◆ **Source records**:
========================================

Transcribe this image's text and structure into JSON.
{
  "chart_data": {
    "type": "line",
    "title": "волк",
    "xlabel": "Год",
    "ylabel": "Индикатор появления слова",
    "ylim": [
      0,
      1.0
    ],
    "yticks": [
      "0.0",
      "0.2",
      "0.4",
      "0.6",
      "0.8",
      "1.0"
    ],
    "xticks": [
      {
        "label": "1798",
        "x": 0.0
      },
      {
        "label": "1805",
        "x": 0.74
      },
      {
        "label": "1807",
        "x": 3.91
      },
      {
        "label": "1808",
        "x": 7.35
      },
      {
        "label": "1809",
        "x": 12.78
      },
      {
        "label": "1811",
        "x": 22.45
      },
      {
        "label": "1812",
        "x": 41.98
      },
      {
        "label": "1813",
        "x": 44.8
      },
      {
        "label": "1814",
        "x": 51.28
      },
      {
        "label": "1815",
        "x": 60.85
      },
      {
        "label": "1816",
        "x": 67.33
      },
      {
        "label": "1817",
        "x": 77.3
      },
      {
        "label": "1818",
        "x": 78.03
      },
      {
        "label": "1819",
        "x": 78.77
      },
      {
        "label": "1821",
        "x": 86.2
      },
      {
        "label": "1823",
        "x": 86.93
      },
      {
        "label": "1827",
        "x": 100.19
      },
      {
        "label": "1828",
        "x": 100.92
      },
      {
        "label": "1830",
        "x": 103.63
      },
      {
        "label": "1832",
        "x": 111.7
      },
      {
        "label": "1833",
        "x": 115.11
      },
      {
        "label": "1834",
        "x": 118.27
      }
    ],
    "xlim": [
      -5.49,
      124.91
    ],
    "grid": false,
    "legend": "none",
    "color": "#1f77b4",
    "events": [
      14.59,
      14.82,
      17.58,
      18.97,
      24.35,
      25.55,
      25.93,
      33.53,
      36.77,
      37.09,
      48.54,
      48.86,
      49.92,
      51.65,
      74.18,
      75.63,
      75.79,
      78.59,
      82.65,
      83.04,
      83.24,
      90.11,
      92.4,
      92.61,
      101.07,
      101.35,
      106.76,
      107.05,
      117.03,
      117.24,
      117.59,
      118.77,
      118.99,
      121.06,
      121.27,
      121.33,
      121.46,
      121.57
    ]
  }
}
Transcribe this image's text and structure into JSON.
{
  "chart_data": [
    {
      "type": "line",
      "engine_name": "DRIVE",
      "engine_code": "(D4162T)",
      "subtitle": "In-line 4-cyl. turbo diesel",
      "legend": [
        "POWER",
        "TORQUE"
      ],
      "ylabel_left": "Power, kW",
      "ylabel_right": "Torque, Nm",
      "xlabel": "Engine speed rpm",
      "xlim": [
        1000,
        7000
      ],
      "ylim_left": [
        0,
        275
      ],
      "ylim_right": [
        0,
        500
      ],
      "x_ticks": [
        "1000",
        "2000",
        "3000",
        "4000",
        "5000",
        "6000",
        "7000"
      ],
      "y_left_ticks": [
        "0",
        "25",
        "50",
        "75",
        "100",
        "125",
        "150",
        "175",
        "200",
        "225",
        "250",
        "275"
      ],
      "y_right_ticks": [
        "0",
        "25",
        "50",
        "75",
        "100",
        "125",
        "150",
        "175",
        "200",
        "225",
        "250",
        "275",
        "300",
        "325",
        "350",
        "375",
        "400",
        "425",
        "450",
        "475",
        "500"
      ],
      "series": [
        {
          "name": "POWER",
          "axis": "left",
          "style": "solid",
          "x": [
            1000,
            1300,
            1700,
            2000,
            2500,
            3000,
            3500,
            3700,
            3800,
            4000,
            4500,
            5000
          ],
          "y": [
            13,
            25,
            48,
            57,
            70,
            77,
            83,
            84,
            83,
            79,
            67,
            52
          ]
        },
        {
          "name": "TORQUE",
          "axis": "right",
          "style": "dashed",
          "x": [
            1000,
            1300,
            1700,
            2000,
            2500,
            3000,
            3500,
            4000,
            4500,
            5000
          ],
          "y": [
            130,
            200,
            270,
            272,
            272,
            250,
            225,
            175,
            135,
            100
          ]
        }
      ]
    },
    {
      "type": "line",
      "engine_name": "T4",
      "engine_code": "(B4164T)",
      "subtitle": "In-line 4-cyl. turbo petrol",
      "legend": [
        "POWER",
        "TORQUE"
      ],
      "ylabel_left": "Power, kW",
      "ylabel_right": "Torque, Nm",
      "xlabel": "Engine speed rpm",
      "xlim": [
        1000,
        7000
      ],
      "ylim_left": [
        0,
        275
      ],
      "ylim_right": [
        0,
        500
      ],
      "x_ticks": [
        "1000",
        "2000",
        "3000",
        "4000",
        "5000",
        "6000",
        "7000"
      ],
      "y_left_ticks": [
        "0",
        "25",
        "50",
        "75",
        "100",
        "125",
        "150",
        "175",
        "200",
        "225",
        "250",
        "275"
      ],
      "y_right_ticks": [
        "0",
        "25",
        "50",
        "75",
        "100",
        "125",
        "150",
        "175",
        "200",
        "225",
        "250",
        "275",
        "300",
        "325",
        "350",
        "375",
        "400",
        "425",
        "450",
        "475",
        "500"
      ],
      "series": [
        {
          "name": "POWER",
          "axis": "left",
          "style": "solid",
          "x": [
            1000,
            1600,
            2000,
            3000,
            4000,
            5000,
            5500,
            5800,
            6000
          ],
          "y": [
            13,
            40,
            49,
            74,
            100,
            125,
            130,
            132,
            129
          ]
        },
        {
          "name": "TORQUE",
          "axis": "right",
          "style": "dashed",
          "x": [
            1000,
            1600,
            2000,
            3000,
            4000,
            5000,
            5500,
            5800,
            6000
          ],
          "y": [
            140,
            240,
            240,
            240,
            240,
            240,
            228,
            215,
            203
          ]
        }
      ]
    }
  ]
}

========================================

Transcribe every entry exactly.

Transcribe this image's text and structure into JSON.
{
  "chart_data": {
    "type": "line",
    "title": "волк",
    "xlabel": "Год",
    "ylabel": "Индикатор появления слова",
    "ylim": [
      0,
      1.0
    ],
    "yticks": [
      "0.0",
      "0.2",
      "0.4",
      "0.6",
      "0.8",
      "1.0"
    ],
    "xticks": [
      {
        "label": "1798",
        "x": 0.0
      },
      {
        "label": "1805",
        "x": 0.74
      },
      {
        "label": "1807",
        "x": 3.91
      },
      {
        "label": "1808",
        "x": 7.35
      },
      {
        "label": "1809",
        "x": 12.78
      },
      {
        "label": "1811",
        "x": 22.45
      },
      {
        "label": "1812",
        "x": 41.98
      },
      {
        "label": "1813",
        "x": 44.8
      },
      {
        "label": "1814",
        "x": 51.28
      },
      {
        "label": "1815",
        "x": 60.85
      },
      {
        "label": "1816",
        "x": 67.33
      },
      {
        "label": "1817",
        "x": 77.3
      },
      {
        "label": "1818",
        "x": 78.03
      },
      {
        "label": "1819",
        "x": 78.77
      },
      {
        "label": "1821",
        "x": 86.2
      },
      {
        "label": "1823",
        "x": 86.93
      },
      {
        "label": "1827",
        "x": 100.19
      },
      {
        "label": "1828",
        "x": 100.92
      },
      {
        "label": "1830",
        "x": 103.63
      },
      {
        "label": "1832",
        "x": 111.7
      },
      {
        "label": "1833",
        "x": 115.11
      },
      {
        "label": "1834",
        "x": 118.27
      }
    ],
    "xlim": [
      -5.49,
      124.91
    ],
    "grid": false,
    "legend": "none",
    "color": "#1f77b4",
    "events": [
      14.59,
      14.82,
      17.58,
      18.97,
      24.35,
      25.55,
      25.93,
      33.53,
      36.77,
      37.09,
      48.54,
      48.86,
      49.92,
      51.65,
      74.18,
      75.63,
      75.79,
      78.59,
      82.65,
      83.04,
      83.24,
      90.11,
      92.4,
      92.61,
      101.07,
      101.35,
      106.76,
      107.05,
      117.03,
      117.24,
      117.59,
      118.77,
      118.99,
      121.06,
      121.27,
      121.33,
      121.46,
      121.57
    ]
  }
}
Transcribe this image's text and structure into JSON.
{
  "chart_data": [
    {
      "type": "line",
      "engine_name": "DRIVE",
      "engine_code": "(D4162T)",
      "subtitle": "In-line 4-cyl. turbo diesel",
      "legend": [
        "POWER",
        "TORQUE"
      ],
      "ylabel_left": "Power, kW",
      "ylabel_right": "Torque, Nm",
      "xlabel": "Engine speed rpm",
      "xlim": [
        1000,
        7000
      ],
      "ylim_left": [
        0,
        275
      ],
      "ylim_right": [
        0,
        500
      ],
      "x_ticks": [
        "1000",
        "2000",
        "3000",
        "4000",
        "5000",
        "6000",
        "7000"
      ],
      "y_left_ticks": [
        "0",
        "25",
        "50",
        "75",
        "100",
        "125",
        "150",
        "175",
        "200",
        "225",
        "250",
        "275"
      ],
      "y_right_ticks": [
        "0",
        "25",
        "50",
        "75",
        "100",
        "125",
        "150",
        "175",
        "200",
        "225",
        "250",
        "275",
        "300",
        "325",
        "350",
        "375",
        "400",
        "425",
        "450",
        "475",
        "500"
      ],
      "series": [
        {
          "name": "POWER",
          "axis": "left",
          "style": "solid",
          "x": [
            1000,
            1300,
            1700,
            2000,
            2500,
            3000,
            3500,
            3700,
            3800,
            4000,
            4500,
            5000
          ],
          "y": [
            13,
            25,
            48,
            57,
            70,
            77,
            83,
            84,
            83,
            79,
            67,
            52
          ]
        },
        {
          "name": "TORQUE",
          "axis": "right",
          "style": "dashed",
          "x": [
            1000,
            1300,
            1700,
            2000,
            2500,
            3000,
            3500,
            4000,
            4500,
            5000
          ],
          "y": [
            130,
            200,
            270,
            272,
            272,
            250,
            225,
            175,
            135,
            100
          ]
        }
      ]
    },
    {
      "type": "line",
      "engine_name": "T4",
      "engine_code": "(B4164T)",
      "subtitle": "In-line 4-cyl. turbo petrol",
      "legend": [
        "POWER",
        "TORQUE"
      ],
      "ylabel_left": "Power, kW",
      "ylabel_right": "Torque, Nm",
      "xlabel": "Engine speed rpm",
      "xlim": [
        1000,
        7000
      ],
      "ylim_left": [
        0,
        275
      ],
      "ylim_right": [
        0,
        500
      ],
      "x_ticks": [
        "1000",
        "2000",
        "3000",
        "4000",
        "5000",
        "6000",
        "7000"
      ],
      "y_left_ticks": [
        "0",
        "25",
        "50",
        "75",
        "100",
        "125",
        "150",
        "175",
        "200",
        "225",
        "250",
        "275"
      ],
      "y_right_ticks": [
        "0",
        "25",
        "50",
        "75",
        "100",
        "125",
        "150",
        "175",
        "200",
        "225",
        "250",
        "275",
        "300",
        "325",
        "350",
        "375",
        "400",
        "425",
        "450",
        "475",
        "500"
      ],
      "series": [
        {
          "name": "POWER",
          "axis": "left",
          "style": "solid",
          "x": [
            1000,
            1600,
            2000,
            3000,
            4000,
            5000,
            5500,
            5800,
            6000
          ],
          "y": [
            13,
            40,
            49,
            74,
            100,
            125,
            130,
            132,
            129
          ]
        },
        {
          "name": "TORQUE",
          "axis": "right",
          "style": "dashed",
          "x": [
            1000,
            1600,
            2000,
            3000,
            4000,
            5000,
            5500,
            5800,
            6000
          ],
          "y": [
            140,
            240,
            240,
            240,
            240,
            240,
            228,
            215,
            203
          ]
        }
      ]
    }
  ]
}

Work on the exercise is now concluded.